● WHAT TO DO:
List each line in the items below that contains the string "header". Case counts.
::: RECORD EXTRACTS :::
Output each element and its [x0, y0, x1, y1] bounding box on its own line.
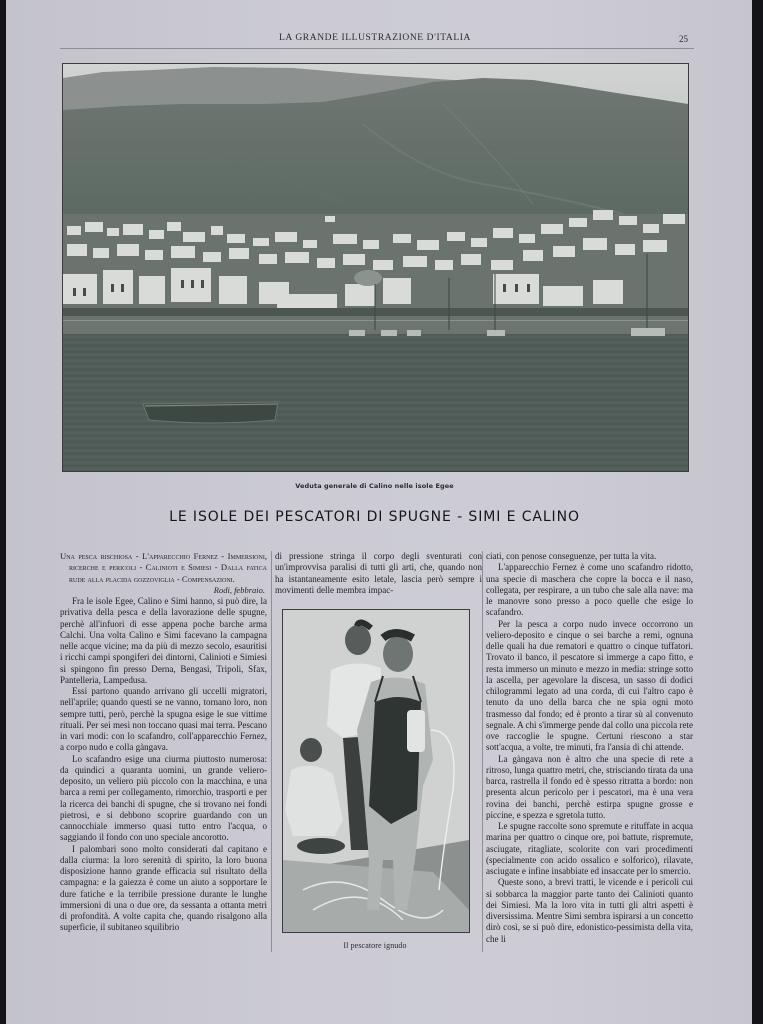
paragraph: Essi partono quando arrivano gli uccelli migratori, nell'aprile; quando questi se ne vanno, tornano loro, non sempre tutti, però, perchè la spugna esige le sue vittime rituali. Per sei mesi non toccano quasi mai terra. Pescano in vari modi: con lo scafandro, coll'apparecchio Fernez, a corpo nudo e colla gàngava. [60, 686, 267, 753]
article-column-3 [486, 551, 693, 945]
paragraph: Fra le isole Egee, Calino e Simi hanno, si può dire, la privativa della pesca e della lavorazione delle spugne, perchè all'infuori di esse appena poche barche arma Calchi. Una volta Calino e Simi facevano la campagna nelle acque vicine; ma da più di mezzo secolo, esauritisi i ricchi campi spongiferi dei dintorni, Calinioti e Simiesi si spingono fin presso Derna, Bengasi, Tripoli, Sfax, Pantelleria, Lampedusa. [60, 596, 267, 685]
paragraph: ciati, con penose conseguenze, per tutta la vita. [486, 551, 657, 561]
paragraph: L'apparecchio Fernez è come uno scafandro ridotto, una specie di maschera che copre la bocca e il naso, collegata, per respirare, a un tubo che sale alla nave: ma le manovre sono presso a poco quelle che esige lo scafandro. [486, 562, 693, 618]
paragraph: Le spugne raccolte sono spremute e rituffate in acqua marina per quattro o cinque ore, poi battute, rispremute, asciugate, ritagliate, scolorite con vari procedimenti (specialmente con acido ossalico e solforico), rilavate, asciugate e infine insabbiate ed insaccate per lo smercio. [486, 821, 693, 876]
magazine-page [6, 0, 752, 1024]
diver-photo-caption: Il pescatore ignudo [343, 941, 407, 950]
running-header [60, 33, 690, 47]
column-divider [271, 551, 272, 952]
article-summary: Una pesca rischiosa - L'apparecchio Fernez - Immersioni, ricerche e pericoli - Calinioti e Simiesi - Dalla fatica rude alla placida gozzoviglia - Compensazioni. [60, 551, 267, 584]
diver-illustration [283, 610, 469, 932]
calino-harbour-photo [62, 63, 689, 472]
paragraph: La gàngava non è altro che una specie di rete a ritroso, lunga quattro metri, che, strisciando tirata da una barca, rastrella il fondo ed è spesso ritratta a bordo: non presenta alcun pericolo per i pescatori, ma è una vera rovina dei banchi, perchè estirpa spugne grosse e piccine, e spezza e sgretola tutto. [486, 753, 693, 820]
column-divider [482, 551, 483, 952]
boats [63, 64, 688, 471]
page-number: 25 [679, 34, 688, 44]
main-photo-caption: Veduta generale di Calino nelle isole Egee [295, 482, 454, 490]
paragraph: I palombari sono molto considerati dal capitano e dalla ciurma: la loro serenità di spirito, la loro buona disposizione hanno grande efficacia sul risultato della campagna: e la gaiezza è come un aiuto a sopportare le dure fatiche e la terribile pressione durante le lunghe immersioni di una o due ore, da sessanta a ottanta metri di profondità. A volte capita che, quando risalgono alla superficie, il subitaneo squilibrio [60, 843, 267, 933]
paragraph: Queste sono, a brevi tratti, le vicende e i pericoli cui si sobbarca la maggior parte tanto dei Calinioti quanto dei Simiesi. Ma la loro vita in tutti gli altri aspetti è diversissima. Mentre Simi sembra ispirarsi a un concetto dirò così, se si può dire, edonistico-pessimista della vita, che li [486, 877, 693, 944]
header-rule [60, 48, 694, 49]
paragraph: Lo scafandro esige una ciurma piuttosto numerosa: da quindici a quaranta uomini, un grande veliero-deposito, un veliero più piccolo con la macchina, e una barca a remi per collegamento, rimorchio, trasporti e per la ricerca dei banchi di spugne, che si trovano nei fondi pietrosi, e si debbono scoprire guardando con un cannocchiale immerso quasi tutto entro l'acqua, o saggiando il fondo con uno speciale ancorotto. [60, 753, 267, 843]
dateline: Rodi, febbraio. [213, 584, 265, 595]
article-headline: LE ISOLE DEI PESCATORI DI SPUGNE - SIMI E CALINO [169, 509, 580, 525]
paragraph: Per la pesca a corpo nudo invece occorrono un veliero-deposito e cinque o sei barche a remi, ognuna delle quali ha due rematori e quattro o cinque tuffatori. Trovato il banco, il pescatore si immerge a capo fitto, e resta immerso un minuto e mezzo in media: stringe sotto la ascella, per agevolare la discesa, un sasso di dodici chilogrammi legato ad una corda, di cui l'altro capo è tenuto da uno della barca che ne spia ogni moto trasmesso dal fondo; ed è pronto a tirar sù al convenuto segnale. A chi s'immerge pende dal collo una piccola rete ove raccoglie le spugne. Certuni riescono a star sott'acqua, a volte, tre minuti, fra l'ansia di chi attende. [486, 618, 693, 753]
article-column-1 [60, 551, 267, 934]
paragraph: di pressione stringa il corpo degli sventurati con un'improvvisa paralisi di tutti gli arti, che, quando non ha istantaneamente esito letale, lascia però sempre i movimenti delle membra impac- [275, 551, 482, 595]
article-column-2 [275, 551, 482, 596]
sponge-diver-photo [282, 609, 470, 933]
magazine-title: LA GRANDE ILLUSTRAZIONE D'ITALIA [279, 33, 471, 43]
:::
● RESPONSE TO THIS TASK:
running-header [60, 33, 690, 47]
header-rule [60, 48, 694, 49]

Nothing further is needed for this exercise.